## Begin Dataset records

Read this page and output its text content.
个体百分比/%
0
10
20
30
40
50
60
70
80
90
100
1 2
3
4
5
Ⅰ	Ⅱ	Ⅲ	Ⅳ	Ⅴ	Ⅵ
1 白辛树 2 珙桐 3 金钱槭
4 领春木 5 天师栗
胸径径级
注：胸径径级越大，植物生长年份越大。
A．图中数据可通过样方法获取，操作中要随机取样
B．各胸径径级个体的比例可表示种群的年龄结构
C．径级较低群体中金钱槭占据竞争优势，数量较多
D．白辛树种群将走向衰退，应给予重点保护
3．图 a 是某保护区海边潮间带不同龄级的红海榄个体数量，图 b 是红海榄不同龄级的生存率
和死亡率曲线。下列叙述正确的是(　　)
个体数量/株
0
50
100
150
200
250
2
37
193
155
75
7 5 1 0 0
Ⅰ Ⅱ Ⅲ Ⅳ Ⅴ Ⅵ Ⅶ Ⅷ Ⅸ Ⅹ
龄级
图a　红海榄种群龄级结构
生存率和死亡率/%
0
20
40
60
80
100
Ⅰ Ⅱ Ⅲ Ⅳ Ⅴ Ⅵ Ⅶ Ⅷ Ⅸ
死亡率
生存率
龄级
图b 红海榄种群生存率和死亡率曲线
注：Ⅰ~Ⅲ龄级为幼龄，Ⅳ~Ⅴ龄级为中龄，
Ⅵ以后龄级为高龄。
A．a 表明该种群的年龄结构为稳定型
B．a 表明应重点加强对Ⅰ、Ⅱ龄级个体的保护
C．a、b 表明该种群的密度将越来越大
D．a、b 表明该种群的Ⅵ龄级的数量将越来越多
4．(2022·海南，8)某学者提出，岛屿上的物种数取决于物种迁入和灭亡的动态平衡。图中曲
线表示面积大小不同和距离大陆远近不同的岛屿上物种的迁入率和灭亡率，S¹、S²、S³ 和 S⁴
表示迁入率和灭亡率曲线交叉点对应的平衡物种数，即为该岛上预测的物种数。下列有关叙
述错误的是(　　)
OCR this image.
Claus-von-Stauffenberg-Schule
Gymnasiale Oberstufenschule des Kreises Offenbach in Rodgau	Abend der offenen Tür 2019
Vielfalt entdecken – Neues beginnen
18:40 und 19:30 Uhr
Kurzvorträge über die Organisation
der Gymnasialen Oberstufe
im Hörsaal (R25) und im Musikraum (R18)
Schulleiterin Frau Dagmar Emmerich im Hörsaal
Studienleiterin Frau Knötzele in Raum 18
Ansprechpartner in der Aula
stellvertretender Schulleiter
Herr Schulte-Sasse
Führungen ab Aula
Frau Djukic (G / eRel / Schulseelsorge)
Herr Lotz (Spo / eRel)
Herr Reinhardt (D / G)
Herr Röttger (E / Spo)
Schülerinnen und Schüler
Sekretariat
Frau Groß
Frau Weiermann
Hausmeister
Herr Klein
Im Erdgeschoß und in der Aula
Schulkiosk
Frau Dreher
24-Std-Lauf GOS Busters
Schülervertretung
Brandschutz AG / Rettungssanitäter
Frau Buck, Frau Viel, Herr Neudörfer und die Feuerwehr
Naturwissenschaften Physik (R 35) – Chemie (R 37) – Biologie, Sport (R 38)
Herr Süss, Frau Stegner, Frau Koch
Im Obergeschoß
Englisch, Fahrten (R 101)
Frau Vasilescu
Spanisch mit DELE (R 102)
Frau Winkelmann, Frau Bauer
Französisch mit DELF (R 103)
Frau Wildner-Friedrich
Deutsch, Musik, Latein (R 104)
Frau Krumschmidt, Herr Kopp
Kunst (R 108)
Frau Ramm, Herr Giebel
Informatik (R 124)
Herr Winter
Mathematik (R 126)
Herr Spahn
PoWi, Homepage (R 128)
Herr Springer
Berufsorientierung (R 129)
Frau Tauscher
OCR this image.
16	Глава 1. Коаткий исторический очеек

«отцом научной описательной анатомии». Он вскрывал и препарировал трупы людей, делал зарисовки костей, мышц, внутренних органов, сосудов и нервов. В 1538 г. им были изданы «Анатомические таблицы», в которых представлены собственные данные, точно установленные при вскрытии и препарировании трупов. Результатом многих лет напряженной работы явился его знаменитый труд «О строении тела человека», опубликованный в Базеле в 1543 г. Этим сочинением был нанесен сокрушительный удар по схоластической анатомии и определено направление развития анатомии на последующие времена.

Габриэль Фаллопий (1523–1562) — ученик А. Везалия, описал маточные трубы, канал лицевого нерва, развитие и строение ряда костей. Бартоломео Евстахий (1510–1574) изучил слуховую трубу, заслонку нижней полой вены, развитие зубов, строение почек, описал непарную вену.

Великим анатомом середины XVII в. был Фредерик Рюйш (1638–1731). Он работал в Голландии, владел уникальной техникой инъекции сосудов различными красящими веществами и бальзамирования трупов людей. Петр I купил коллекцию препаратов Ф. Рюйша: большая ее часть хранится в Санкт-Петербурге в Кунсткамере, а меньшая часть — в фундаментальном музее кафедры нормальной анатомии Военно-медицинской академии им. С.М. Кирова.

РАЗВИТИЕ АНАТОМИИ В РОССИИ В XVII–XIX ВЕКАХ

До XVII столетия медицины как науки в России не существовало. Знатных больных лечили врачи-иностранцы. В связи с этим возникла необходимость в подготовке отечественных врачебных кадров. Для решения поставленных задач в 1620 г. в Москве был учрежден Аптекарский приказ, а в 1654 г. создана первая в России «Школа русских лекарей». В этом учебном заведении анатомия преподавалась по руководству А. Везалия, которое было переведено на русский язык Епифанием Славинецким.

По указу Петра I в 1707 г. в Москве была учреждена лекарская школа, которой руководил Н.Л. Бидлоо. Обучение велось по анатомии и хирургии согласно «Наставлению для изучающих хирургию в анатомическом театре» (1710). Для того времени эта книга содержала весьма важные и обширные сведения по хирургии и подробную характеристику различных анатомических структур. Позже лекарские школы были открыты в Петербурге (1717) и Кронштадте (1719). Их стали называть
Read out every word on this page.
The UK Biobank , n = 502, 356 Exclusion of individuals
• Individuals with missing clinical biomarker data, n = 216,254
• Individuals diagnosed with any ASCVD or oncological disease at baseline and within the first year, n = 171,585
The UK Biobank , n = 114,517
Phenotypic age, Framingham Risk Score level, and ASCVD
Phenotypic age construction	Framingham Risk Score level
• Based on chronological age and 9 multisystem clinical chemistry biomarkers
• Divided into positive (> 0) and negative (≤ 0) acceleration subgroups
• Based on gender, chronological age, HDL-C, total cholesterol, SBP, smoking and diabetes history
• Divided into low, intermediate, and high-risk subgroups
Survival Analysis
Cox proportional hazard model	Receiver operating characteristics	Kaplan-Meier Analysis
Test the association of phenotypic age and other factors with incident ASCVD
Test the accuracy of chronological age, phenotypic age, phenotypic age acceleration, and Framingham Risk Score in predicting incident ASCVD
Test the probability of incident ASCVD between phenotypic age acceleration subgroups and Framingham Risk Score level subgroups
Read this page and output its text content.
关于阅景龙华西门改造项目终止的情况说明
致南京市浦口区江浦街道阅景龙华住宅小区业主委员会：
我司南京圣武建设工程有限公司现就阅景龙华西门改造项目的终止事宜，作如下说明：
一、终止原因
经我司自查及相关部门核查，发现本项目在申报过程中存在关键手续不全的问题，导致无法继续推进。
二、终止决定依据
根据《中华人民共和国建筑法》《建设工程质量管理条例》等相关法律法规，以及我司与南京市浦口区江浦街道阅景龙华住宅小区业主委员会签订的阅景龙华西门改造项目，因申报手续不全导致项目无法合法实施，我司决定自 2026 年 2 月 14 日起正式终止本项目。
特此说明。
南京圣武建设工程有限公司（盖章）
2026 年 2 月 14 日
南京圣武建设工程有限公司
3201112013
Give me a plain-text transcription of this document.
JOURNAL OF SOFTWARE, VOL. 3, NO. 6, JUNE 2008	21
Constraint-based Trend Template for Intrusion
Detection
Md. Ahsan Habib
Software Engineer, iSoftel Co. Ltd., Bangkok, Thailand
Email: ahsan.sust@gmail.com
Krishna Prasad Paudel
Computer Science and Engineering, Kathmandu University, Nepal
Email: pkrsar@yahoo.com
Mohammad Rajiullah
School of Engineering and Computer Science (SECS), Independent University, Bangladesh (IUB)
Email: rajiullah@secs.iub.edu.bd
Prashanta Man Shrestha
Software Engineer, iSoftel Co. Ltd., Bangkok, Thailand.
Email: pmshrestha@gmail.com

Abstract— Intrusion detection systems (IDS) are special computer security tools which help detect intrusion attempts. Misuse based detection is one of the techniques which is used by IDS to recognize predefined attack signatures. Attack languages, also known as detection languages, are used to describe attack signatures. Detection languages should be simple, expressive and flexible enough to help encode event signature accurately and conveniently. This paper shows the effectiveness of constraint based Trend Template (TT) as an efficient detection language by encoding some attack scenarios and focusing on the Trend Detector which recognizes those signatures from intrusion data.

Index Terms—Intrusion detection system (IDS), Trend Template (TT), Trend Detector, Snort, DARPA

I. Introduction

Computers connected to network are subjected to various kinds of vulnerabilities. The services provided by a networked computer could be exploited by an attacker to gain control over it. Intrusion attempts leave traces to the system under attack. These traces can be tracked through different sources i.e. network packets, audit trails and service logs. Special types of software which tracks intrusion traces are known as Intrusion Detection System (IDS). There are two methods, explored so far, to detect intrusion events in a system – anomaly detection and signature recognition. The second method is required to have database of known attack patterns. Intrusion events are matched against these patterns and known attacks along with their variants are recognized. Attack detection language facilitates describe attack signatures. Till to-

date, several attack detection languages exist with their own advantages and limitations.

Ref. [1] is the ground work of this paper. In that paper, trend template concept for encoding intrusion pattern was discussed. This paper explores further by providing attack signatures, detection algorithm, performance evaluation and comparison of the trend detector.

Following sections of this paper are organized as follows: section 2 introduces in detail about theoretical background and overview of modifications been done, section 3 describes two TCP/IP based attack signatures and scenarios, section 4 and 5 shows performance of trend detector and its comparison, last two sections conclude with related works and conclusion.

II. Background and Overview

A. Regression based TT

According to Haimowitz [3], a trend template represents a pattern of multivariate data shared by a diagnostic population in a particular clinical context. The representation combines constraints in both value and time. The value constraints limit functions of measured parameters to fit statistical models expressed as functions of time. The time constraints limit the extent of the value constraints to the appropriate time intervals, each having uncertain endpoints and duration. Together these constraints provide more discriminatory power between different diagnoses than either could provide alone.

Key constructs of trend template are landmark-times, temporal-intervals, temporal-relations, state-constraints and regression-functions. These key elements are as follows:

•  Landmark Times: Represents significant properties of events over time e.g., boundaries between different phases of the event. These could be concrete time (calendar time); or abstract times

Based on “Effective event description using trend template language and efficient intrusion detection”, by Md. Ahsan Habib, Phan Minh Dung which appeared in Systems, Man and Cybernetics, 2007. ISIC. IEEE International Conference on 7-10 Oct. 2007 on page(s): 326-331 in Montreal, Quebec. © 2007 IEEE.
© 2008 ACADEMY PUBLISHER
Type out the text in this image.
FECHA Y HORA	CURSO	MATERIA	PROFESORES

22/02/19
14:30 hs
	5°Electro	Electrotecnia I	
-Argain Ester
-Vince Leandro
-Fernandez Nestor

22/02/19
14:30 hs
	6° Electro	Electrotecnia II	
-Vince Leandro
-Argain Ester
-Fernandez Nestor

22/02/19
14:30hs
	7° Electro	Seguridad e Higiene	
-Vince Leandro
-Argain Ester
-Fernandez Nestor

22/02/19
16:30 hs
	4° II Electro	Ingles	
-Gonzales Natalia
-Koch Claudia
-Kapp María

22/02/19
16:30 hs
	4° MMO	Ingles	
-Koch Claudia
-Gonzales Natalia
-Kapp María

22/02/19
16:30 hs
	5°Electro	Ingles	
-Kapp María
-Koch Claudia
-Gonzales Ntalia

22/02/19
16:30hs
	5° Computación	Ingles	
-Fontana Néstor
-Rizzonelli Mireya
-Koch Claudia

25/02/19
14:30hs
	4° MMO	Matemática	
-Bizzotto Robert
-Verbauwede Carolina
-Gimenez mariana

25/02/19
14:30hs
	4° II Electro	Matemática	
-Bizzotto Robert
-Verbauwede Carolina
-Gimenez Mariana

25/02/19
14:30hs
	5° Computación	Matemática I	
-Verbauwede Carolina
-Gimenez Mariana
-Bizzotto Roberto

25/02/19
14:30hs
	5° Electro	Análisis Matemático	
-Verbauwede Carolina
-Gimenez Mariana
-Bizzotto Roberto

## End Dataset records

### Direction
Only a number is wanted: how many lines above include "ASCVD"?

### Final result
5